▶ _Extracted text_:
Skip to content

[finetune_hf_llama example] hf2megads_weight_converter.py fails to save due to Attrubute error #482

@aravneelaws

Description

@aravneelaws

I have been trying to run the finetune_hf_llama example. I have the dataset and model downloaded. The model from llama2 is now in hf format. I am trying to covert weights to mega-ds using the tools/hf2megads_weight_converter.py file but I keep getting the error: AttributeError: 'DummyOptim' object has no attribute 'state_dict' from deepspeed runtime bf16_optimizer.py. This error occurs when trying to save checkpoint (last part of convert_ckpt() module).

▶ _Provided data_:

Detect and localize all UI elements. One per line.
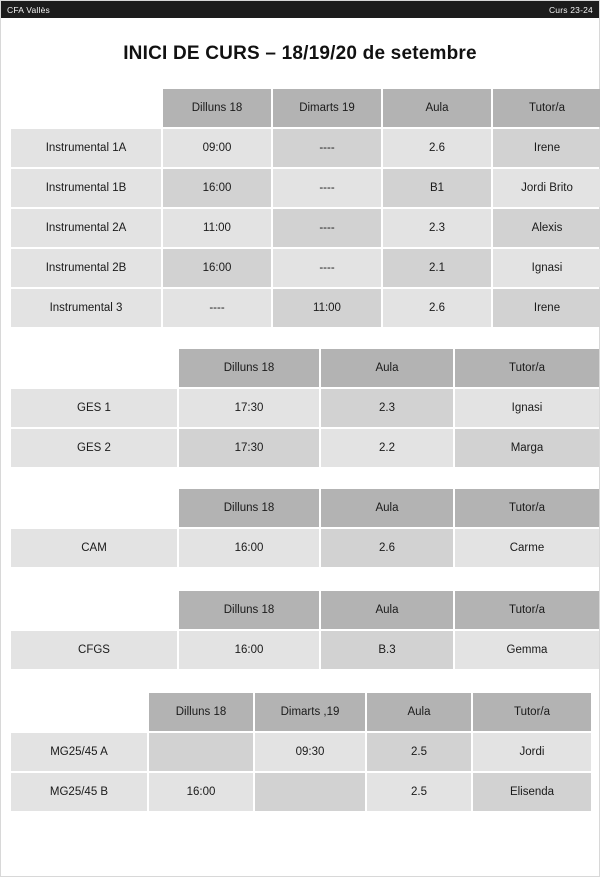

▶ _Task_: Reproduce, word for word and in full, the issue report above about hf2megads_weight_converter.py failing to save.

▶ _Reply to the exercise_:
Skip to content

[finetune_hf_llama example] hf2megads_weight_converter.py fails to save due to Attrubute error #482

@aravneelaws

Description

@aravneelaws

I have been trying to run the finetune_hf_llama example. I have the dataset and model downloaded. The model from llama2 is now in hf format. I am trying to covert weights to mega-ds using the tools/hf2megads_weight_converter.py file but I keep getting the error: AttributeError: 'DummyOptim' object has no attribute 'state_dict' from deepspeed runtime bf16_optimizer.py. This error occurs when trying to save checkpoint (last part of convert_ckpt() module).